> TASK TO CARRY OUT
In the records below, tally every line containing "data". Report only the total.

> INPUT RECORDS
============================================================
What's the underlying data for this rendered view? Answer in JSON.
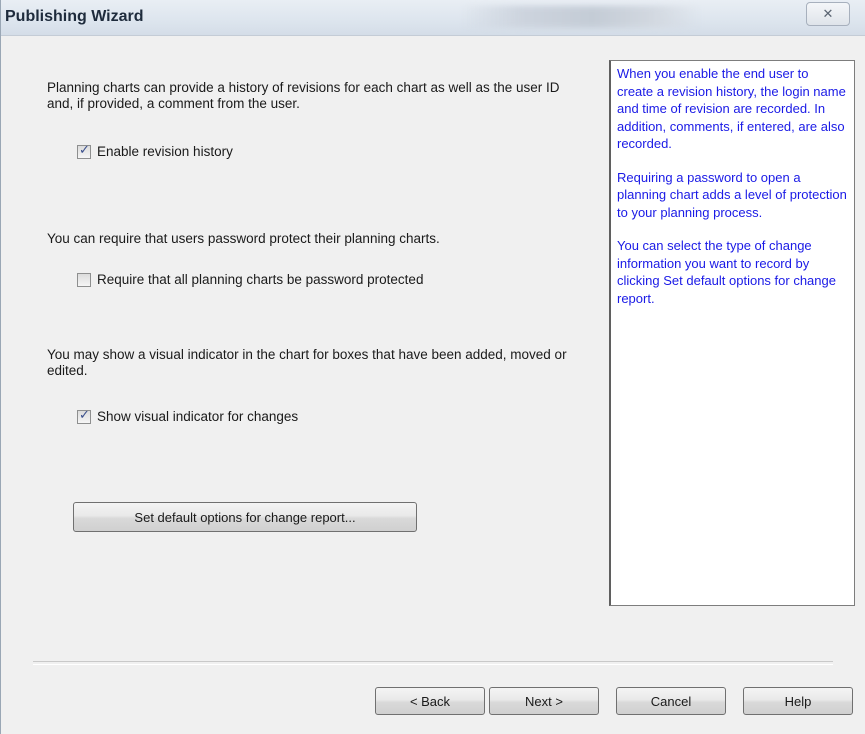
{
  "window": {
    "title": "Publishing Wizard",
    "close_glyph": "✕"
  },
  "sections": {
    "revision": {
      "description": "Planning charts can provide a history of revisions for each chart as well as the user ID and, if provided, a comment from the user.",
      "checkbox_label": "Enable revision history",
      "checked": true
    },
    "password": {
      "description": "You can require that users password protect their planning charts.",
      "checkbox_label": "Require that all planning charts be password protected",
      "checked": false
    },
    "indicator": {
      "description": "You may show a visual indicator in the chart for boxes that have been added, moved or edited.",
      "checkbox_label": "Show visual indicator for changes",
      "checked": true
    }
  },
  "change_report_button": "Set default options for change report...",
  "help_panel": {
    "paragraphs": [
      "When you enable the end user to create a revision history, the login name and time of revision are recorded. In addition, comments, if entered, are also recorded.",
      "Requiring a password to open a planning chart adds a level of protection to your planning process.",
      "You can select the type of change information you want to record by clicking Set default options for change report."
    ],
    "text_color": "#1a1ae6"
  },
  "footer_buttons": {
    "back": "< Back",
    "next": "Next >",
    "cancel": "Cancel",
    "help": "Help"
  }
}
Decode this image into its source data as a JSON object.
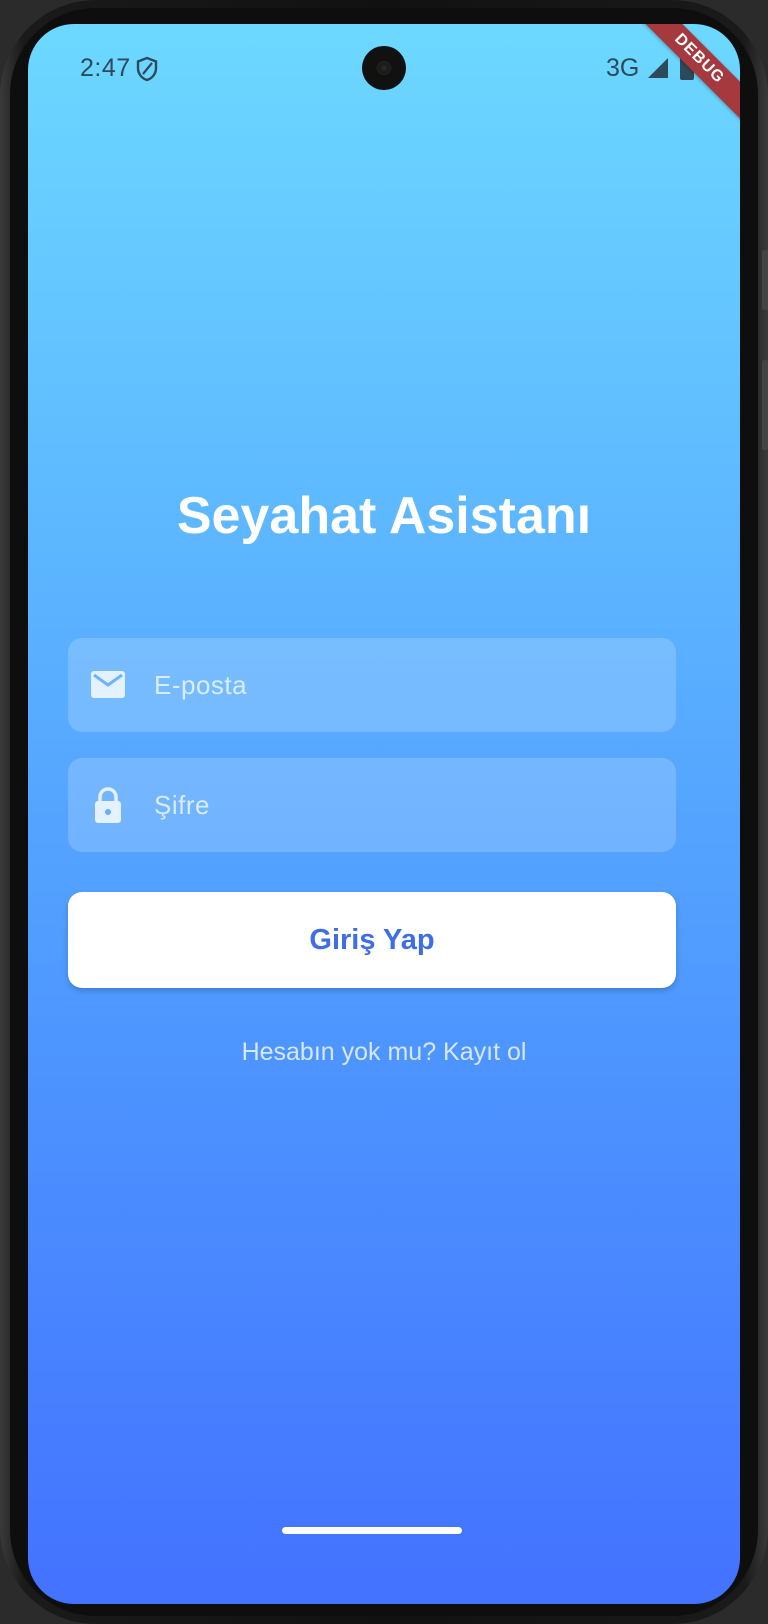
{
  "status_bar": {
    "time": "2:47",
    "network": "3G",
    "shield_icon": "shield-icon",
    "signal_icon": "signal-icon",
    "battery_icon": "battery-icon"
  },
  "debug_banner": "DEBUG",
  "app": {
    "title": "Seyahat Asistanı"
  },
  "login_form": {
    "email": {
      "placeholder": "E-posta",
      "value": "",
      "icon": "email-icon"
    },
    "password": {
      "placeholder": "Şifre",
      "value": "",
      "icon": "lock-icon"
    },
    "submit_label": "Giriş Yap",
    "register_link": "Hesabın yok mu? Kayıt ol"
  },
  "colors": {
    "gradient_top": "#6cd8ff",
    "gradient_bottom": "#4372ff",
    "button_text": "#3d6ee8",
    "debug_banner": "#a5393d"
  }
}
============================================================
> RESULT FOR THIS TASK
2